**Directions for this task:**
Gather the lines from the material that contain "AMIP".

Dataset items
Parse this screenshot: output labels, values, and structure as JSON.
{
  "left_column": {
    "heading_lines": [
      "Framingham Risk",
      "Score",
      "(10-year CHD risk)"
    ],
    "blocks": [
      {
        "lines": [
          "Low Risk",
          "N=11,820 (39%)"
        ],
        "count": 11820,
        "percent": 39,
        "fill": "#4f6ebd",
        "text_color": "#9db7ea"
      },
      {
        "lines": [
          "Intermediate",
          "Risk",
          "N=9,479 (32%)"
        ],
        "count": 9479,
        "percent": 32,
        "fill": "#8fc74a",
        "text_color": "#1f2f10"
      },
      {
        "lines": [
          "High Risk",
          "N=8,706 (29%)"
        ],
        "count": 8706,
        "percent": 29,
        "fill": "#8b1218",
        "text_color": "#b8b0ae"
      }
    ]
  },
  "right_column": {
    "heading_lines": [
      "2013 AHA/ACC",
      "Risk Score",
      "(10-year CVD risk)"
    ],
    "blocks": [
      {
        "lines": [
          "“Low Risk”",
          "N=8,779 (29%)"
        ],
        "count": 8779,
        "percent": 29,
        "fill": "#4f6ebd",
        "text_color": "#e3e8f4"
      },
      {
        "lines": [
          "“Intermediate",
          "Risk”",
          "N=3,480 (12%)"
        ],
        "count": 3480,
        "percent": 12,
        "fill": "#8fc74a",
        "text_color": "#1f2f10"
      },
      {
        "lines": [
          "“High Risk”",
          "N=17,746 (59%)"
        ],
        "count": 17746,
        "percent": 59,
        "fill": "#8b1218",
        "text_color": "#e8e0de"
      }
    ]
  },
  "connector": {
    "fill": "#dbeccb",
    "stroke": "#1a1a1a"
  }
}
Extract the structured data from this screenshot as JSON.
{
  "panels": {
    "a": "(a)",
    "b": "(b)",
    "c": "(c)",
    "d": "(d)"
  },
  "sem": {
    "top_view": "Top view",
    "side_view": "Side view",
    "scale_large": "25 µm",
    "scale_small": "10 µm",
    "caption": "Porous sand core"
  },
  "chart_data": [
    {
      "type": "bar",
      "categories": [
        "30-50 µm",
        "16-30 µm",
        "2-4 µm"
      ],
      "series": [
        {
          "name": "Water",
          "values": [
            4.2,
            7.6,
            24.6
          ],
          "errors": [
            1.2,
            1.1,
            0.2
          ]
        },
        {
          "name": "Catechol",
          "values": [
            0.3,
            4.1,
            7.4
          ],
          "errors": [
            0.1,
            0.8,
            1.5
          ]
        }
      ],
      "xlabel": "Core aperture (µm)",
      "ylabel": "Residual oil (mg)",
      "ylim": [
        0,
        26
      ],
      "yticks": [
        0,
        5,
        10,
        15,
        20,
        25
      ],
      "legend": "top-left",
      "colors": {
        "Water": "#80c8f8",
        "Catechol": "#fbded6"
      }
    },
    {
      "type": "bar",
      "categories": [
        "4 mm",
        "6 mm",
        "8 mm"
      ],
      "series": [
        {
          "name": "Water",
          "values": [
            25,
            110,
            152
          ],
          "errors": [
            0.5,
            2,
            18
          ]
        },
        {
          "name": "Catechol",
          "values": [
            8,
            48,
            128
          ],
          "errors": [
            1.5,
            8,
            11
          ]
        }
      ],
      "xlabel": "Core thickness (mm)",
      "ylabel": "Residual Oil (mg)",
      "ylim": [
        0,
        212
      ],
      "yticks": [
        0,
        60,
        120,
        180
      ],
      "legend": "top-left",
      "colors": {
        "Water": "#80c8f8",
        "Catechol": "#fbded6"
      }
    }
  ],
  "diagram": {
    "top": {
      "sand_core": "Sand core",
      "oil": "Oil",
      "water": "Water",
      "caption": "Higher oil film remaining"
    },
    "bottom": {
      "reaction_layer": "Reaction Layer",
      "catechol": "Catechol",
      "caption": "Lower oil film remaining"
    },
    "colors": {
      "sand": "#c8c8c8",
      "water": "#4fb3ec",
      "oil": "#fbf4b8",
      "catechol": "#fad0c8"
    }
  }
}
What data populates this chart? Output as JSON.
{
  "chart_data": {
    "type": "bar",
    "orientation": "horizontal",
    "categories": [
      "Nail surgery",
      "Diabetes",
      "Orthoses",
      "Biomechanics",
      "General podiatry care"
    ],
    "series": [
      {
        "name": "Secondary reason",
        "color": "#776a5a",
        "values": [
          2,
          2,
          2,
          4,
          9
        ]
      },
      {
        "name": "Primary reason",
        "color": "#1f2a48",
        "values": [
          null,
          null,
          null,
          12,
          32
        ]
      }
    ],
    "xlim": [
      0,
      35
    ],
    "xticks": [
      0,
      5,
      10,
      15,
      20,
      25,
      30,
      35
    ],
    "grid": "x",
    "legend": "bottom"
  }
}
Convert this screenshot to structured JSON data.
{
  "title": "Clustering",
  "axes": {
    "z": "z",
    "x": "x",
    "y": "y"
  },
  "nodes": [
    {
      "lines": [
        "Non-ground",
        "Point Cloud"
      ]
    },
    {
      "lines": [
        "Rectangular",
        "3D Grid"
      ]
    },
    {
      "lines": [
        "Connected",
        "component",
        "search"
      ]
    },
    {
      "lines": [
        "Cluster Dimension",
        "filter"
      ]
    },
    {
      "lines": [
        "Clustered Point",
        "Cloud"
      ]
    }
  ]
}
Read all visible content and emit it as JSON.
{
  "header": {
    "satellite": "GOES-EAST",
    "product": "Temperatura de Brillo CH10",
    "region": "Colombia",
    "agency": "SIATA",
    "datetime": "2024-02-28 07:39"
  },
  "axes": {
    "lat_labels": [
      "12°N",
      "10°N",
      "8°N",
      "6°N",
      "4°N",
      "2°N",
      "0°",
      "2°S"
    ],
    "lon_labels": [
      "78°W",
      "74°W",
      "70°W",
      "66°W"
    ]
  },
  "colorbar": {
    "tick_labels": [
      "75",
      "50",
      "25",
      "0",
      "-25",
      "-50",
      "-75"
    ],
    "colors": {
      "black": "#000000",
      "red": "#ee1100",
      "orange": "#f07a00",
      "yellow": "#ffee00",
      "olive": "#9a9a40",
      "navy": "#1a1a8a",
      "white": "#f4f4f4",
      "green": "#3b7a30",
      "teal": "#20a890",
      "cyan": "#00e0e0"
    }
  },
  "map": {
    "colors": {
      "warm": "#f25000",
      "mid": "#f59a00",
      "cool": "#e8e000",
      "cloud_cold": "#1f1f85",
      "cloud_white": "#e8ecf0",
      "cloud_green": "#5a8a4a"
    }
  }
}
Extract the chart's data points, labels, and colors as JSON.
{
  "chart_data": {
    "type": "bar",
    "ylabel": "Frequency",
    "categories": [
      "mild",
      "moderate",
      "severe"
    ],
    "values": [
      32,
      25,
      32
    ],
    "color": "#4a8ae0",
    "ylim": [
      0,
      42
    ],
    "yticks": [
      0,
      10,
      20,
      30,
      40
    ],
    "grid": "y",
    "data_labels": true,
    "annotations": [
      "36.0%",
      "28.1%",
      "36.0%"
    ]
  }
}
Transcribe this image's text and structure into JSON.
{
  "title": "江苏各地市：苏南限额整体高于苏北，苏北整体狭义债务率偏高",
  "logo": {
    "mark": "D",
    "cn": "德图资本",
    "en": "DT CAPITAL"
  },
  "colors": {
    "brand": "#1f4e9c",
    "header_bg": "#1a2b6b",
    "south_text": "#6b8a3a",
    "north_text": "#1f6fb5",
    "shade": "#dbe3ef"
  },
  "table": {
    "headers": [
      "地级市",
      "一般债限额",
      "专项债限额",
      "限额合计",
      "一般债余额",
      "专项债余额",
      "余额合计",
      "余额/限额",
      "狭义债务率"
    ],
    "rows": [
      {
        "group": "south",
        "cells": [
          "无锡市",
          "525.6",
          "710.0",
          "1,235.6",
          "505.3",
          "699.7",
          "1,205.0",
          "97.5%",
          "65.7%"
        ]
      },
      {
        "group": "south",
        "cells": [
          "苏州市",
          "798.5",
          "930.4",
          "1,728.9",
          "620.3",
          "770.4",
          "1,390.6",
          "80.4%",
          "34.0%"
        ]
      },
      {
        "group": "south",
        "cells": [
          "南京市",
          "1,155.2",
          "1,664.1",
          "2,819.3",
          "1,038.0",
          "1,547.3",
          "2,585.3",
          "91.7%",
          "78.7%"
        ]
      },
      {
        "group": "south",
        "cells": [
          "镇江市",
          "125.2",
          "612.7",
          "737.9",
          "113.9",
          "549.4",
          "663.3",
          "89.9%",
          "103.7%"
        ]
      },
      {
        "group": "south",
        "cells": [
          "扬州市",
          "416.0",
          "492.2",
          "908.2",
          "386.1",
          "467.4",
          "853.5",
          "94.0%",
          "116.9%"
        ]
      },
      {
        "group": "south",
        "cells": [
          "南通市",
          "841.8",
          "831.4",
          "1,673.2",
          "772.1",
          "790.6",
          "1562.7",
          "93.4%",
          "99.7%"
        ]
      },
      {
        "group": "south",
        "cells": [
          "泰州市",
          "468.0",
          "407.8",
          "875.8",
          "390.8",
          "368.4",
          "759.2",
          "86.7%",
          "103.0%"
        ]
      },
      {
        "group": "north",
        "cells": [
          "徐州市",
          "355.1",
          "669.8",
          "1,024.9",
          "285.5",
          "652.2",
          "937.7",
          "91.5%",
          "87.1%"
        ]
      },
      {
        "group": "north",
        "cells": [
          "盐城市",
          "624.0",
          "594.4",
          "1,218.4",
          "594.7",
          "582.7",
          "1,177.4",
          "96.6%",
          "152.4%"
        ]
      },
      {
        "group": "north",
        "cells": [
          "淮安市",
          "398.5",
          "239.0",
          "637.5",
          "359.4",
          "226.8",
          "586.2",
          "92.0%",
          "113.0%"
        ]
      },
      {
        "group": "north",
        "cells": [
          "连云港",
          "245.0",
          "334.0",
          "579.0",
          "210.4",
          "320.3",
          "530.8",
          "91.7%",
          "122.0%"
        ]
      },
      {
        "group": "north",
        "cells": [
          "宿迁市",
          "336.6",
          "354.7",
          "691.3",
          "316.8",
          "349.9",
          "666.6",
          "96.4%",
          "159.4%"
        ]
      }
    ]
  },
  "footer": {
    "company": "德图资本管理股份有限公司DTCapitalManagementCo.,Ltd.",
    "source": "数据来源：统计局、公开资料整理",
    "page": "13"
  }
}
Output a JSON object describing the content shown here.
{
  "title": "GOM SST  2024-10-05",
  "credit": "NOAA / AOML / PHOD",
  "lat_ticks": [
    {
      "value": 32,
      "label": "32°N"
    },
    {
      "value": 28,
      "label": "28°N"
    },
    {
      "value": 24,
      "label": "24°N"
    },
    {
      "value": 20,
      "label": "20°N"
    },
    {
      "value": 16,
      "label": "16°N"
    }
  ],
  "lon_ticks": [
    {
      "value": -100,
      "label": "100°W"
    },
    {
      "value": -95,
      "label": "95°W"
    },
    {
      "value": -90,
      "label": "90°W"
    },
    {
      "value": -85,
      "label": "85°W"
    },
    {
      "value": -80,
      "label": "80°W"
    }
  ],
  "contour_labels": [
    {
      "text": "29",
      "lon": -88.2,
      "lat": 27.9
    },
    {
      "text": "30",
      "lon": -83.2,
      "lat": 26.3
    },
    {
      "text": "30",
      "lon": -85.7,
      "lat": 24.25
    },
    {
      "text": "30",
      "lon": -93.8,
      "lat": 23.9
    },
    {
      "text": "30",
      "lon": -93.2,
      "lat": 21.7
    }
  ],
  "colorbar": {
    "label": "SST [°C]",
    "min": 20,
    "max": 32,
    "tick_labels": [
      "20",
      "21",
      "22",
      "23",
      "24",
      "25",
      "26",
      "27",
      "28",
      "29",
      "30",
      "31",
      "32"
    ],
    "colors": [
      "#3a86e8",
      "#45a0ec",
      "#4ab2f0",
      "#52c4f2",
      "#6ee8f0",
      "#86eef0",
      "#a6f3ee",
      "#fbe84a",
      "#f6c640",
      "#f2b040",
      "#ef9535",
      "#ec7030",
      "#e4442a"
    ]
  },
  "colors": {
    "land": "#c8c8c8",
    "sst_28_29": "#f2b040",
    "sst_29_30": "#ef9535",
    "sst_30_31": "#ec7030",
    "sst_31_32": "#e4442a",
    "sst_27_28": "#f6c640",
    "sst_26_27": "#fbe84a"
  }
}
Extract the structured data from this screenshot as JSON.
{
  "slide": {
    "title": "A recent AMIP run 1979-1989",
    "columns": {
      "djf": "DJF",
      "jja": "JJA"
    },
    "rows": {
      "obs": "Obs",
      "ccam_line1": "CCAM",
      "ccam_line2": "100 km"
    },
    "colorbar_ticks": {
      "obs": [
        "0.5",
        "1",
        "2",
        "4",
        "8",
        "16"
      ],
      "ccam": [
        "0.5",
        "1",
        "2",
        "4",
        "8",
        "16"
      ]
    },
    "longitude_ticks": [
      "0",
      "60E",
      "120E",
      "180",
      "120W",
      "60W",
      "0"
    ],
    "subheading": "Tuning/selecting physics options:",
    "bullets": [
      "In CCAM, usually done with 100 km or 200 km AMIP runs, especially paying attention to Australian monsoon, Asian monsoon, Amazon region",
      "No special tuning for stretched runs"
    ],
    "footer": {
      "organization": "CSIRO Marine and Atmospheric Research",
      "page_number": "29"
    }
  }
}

**Output:**
    "title": "A recent AMIP run 1979-1989",
      "In CCAM, usually done with 100 km or 200 km AMIP runs, especially paying attention to Australian monsoon, Asian monsoon, Amazon region",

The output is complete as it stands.